-- Start Given information --

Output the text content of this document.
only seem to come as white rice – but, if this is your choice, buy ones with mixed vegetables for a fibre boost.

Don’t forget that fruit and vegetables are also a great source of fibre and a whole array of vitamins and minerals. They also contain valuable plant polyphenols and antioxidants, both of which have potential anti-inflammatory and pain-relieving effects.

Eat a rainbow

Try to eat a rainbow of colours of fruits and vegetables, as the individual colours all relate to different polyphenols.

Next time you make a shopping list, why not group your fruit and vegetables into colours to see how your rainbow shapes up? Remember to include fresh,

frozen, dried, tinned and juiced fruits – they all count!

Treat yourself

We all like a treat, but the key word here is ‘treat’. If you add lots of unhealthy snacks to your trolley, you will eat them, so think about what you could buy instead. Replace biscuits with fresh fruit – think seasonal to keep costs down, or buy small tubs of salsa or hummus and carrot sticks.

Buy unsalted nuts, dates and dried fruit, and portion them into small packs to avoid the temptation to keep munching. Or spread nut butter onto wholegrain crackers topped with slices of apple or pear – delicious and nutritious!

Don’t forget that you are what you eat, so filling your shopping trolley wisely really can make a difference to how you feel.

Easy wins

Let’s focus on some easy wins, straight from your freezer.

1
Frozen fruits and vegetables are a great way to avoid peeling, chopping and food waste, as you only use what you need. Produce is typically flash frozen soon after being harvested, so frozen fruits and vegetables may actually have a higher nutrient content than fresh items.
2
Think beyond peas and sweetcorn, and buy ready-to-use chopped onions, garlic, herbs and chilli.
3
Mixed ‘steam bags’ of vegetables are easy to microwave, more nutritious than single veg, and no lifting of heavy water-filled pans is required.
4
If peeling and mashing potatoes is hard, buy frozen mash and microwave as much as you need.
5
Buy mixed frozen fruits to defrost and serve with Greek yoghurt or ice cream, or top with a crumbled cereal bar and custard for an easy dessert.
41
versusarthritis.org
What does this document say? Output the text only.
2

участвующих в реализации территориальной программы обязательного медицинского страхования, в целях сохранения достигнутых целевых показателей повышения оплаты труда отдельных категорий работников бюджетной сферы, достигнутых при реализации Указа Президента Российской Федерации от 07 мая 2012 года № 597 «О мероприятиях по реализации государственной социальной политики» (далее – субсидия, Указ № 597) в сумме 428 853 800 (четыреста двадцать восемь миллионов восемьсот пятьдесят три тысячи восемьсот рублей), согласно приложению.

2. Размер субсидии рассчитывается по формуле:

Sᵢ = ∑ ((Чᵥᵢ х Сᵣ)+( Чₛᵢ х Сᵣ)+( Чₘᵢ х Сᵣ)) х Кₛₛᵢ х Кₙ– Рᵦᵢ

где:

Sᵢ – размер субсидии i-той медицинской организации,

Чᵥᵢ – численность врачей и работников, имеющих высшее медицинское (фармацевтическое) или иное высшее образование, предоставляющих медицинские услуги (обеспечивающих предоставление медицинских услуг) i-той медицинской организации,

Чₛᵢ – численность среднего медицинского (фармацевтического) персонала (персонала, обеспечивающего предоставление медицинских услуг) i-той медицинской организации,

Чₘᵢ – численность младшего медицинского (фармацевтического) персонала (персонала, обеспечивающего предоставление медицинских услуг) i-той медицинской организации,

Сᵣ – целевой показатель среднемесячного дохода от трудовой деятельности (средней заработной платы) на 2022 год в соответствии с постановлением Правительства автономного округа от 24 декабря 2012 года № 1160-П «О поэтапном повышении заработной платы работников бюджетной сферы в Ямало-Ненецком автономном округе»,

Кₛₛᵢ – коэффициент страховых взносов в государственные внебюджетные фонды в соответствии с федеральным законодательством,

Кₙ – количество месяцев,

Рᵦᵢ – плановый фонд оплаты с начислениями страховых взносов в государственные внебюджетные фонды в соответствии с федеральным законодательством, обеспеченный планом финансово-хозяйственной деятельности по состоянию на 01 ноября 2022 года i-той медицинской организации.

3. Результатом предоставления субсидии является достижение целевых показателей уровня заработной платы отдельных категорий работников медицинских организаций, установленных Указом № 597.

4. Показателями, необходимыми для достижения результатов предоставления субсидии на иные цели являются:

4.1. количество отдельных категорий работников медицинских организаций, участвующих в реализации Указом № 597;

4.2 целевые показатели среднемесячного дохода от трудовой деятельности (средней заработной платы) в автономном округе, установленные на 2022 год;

-- End Given information --

Aim of the exercise: State how many lines of the listing above include the word "that". Give nothing but the number.

Exercise result: 2